Reproduce every item below line for line, changing nothing, and leave out the pictures.

**INPUT DATA**
================

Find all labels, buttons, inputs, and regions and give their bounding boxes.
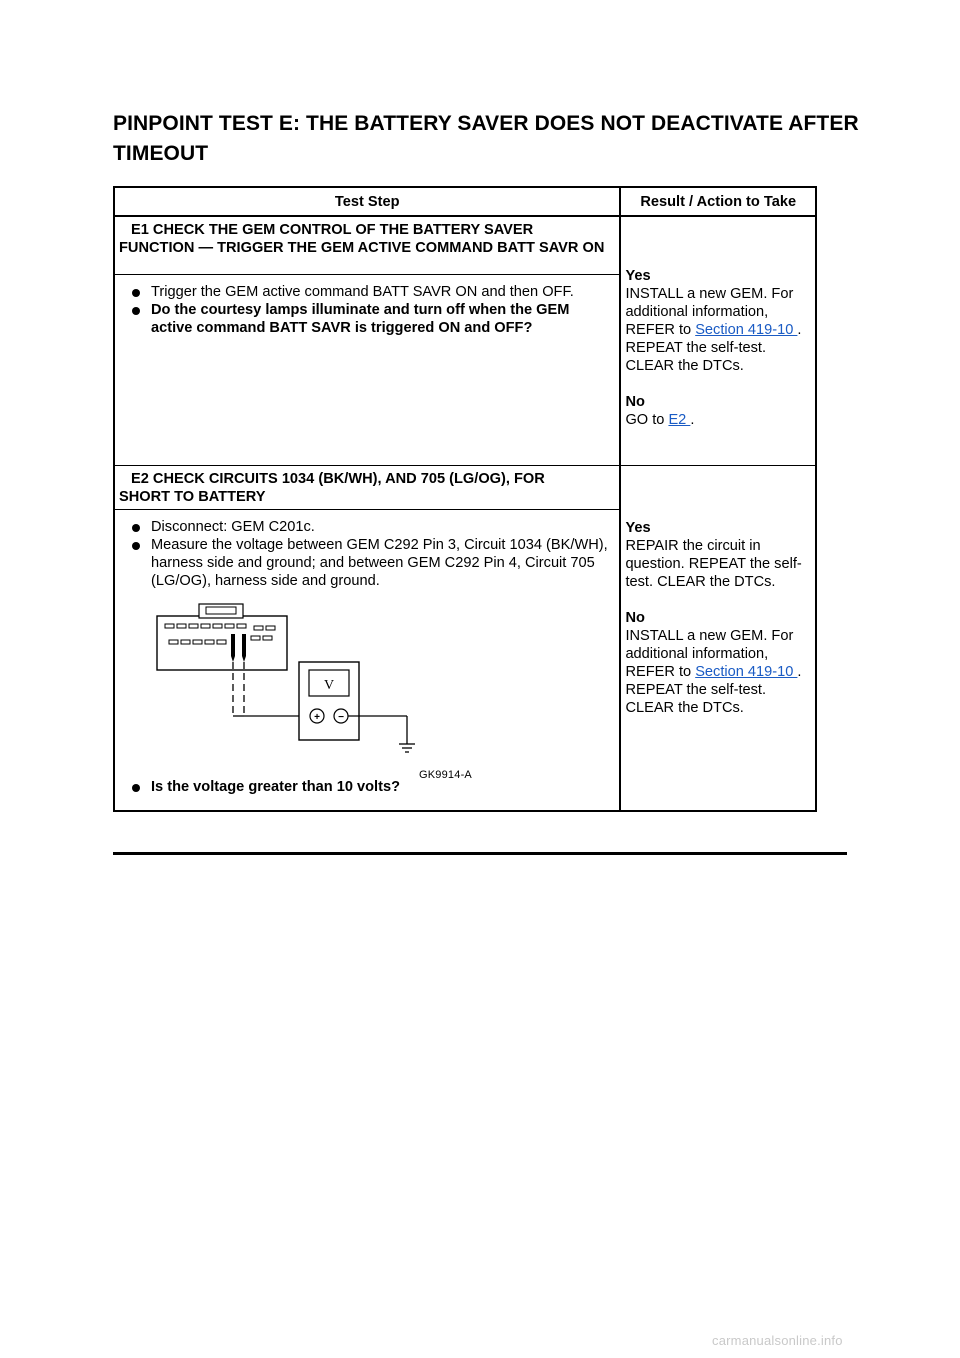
probe-2 bbox=[242, 634, 246, 662]
diagram-code: GK9914-A bbox=[419, 769, 472, 781]
e2-no-action bbox=[625, 627, 811, 717]
step-e1-heading bbox=[114, 216, 620, 275]
connector-meter-illustration bbox=[151, 602, 481, 780]
e2-yes-label: Yes bbox=[625, 520, 651, 536]
section-divider bbox=[113, 852, 847, 855]
probe-1 bbox=[231, 634, 235, 662]
multimeter-v-label: V bbox=[323, 678, 335, 693]
minus-symbol: − bbox=[338, 712, 344, 723]
e1-no-after: . bbox=[690, 412, 695, 428]
step-e1-result bbox=[620, 216, 816, 466]
e2-bullet-question: Is the voltage greater than 10 volts? bbox=[151, 778, 609, 798]
e1-yes-after: . REPEAT the self-test. CLEAR the DTCs. bbox=[625, 322, 802, 374]
connector-latch-tab bbox=[206, 607, 236, 614]
e1-section-link[interactable]: Section 419-10 bbox=[695, 322, 798, 338]
step-e1-heading-line1: E1 CHECK THE GEM CONTROL OF THE BATTERY SAVER bbox=[131, 222, 534, 238]
step-e2-heading bbox=[114, 466, 620, 510]
e1-goto-e2-link[interactable]: E2 bbox=[668, 412, 691, 428]
watermark: carmanualsonline.info bbox=[712, 1333, 843, 1348]
e2-yes-action: REPAIR the circuit in question. REPEAT the self-test. CLEAR the DTCs. bbox=[625, 538, 802, 590]
e2-bullet-measure: Measure the voltage between GEM C292 Pin 3, Circuit 1034 (BK/WH), harness side and ground; and between GEM C292 Pin 4, Circuit 705 (LG/OG), harness side and ground. bbox=[151, 537, 608, 589]
e1-yes-label: Yes bbox=[625, 268, 651, 284]
step-e2-body bbox=[114, 510, 620, 812]
e1-bullet-question: Do the courtesy lamps illuminate and turn off when the GEM active command BATT SAVR is triggered ON and OFF? bbox=[151, 301, 609, 337]
column-header-result: Result / Action to Take bbox=[620, 187, 816, 216]
e2-no-after: . REPEAT the self-test. CLEAR the DTCs. bbox=[625, 664, 802, 716]
e2-section-link[interactable]: Section 419-10 bbox=[695, 664, 798, 680]
e2-bullet-disconnect: Disconnect: GEM C201c. bbox=[151, 518, 609, 536]
step-e1-heading-rest: FUNCTION — TRIGGER THE GEM ACTIVE COMMAND BATT SAVR ON bbox=[119, 240, 605, 256]
e1-yes-text: INSTALL a new GEM. For additional information, REFER to bbox=[625, 286, 794, 338]
step-e1-body bbox=[114, 275, 620, 466]
e2-no-text: INSTALL a new GEM. For additional information, REFER to bbox=[625, 628, 794, 680]
step-e1-heading-row bbox=[114, 216, 816, 275]
e1-no-text: GO to bbox=[625, 412, 665, 428]
e1-no-action bbox=[625, 411, 811, 429]
plus-symbol: + bbox=[314, 712, 320, 723]
e1-no-label: No bbox=[625, 394, 645, 410]
page-title: PINPOINT TEST E: THE BATTERY SAVER DOES NOT DEACTIVATE AFTER TIMEOUT bbox=[113, 112, 859, 165]
step-e2-heading-line1: E2 CHECK CIRCUITS 1034 (BK/WH), AND 705 (LG/OG), FOR bbox=[131, 471, 545, 487]
pinpoint-test-table bbox=[113, 186, 817, 812]
step-e2-result bbox=[620, 466, 816, 812]
step-e2-heading-row bbox=[114, 466, 816, 510]
step-e2-heading-rest: SHORT TO BATTERY bbox=[119, 489, 266, 505]
e2-no-label: No bbox=[625, 610, 645, 626]
table-header-row bbox=[114, 187, 816, 216]
e1-yes-action bbox=[625, 285, 811, 375]
voltage-measurement-diagram bbox=[151, 602, 481, 780]
e1-bullet-trigger: Trigger the GEM active command BATT SAVR ON and then OFF. bbox=[151, 283, 609, 301]
column-header-test-step: Test Step bbox=[114, 187, 620, 216]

================

**TASK OUTPUT**
Find all labels, buttons, inputs, and regions and give their bounding boxes.
probe-2 bbox=[242, 634, 246, 662]
diagram-code: GK9914-A bbox=[419, 769, 472, 781]
e2-no-action bbox=[625, 627, 811, 717]
step-e1-heading bbox=[114, 216, 620, 275]
connector-meter-illustration bbox=[151, 602, 481, 780]
e2-yes-label: Yes bbox=[625, 520, 651, 536]
section-divider bbox=[113, 852, 847, 855]
probe-1 bbox=[231, 634, 235, 662]
multimeter-v-label: V bbox=[323, 678, 335, 693]
minus-symbol: − bbox=[338, 712, 344, 723]
e1-no-after: . bbox=[690, 412, 695, 428]
step-e1-result bbox=[620, 216, 816, 466]
e2-bullet-question: Is the voltage greater than 10 volts? bbox=[151, 778, 609, 798]
e1-yes-after: . REPEAT the self-test. CLEAR the DTCs. bbox=[625, 322, 802, 374]
connector-latch-tab bbox=[206, 607, 236, 614]
e1-section-link[interactable]: Section 419-10 bbox=[695, 322, 798, 338]
step-e1-heading-line1: E1 CHECK THE GEM CONTROL OF THE BATTERY SAVER bbox=[131, 222, 534, 238]
step-e2-heading bbox=[114, 466, 620, 510]
e1-goto-e2-link[interactable]: E2 bbox=[668, 412, 691, 428]
watermark: carmanualsonline.info bbox=[712, 1333, 843, 1348]
e2-yes-action: REPAIR the circuit in question. REPEAT the self-test. CLEAR the DTCs. bbox=[625, 538, 802, 590]
e2-bullet-measure: Measure the voltage between GEM C292 Pin 3, Circuit 1034 (BK/WH), harness side and ground; and between GEM C292 Pin 4, Circuit 705 (LG/OG), harness side and ground. bbox=[151, 537, 608, 589]
e1-yes-label: Yes bbox=[625, 268, 651, 284]
step-e2-body bbox=[114, 510, 620, 812]
e1-bullet-question: Do the courtesy lamps illuminate and turn off when the GEM active command BATT SAVR is triggered ON and OFF? bbox=[151, 301, 609, 337]
column-header-result: Result / Action to Take bbox=[620, 187, 816, 216]
e2-no-after: . REPEAT the self-test. CLEAR the DTCs. bbox=[625, 664, 802, 716]
e2-section-link[interactable]: Section 419-10 bbox=[695, 664, 798, 680]
e2-bullet-disconnect: Disconnect: GEM C201c. bbox=[151, 518, 609, 536]
step-e1-heading-rest: FUNCTION — TRIGGER THE GEM ACTIVE COMMAND BATT SAVR ON bbox=[119, 240, 605, 256]
e1-yes-text: INSTALL a new GEM. For additional information, REFER to bbox=[625, 286, 794, 338]
step-e1-body bbox=[114, 275, 620, 466]
e2-no-text: INSTALL a new GEM. For additional information, REFER to bbox=[625, 628, 794, 680]
step-e1-heading-row bbox=[114, 216, 816, 275]
e1-no-text: GO to bbox=[625, 412, 665, 428]
e1-no-action bbox=[625, 411, 811, 429]
plus-symbol: + bbox=[314, 712, 320, 723]
e1-no-label: No bbox=[625, 394, 645, 410]
page-title: PINPOINT TEST E: THE BATTERY SAVER DOES NOT DEACTIVATE AFTER TIMEOUT bbox=[113, 112, 859, 165]
step-e2-heading-line1: E2 CHECK CIRCUITS 1034 (BK/WH), AND 705 (LG/OG), FOR bbox=[131, 471, 545, 487]
pinpoint-test-table bbox=[113, 186, 817, 812]
step-e2-result bbox=[620, 466, 816, 812]
step-e2-heading-row bbox=[114, 466, 816, 510]
step-e2-heading-rest: SHORT TO BATTERY bbox=[119, 489, 266, 505]
e2-no-label: No bbox=[625, 610, 645, 626]
table-header-row bbox=[114, 187, 816, 216]
e1-yes-action bbox=[625, 285, 811, 375]
voltage-measurement-diagram bbox=[151, 602, 481, 780]
e1-bullet-trigger: Trigger the GEM active command BATT SAVR ON and then OFF. bbox=[151, 283, 609, 301]
column-header-test-step: Test Step bbox=[114, 187, 620, 216]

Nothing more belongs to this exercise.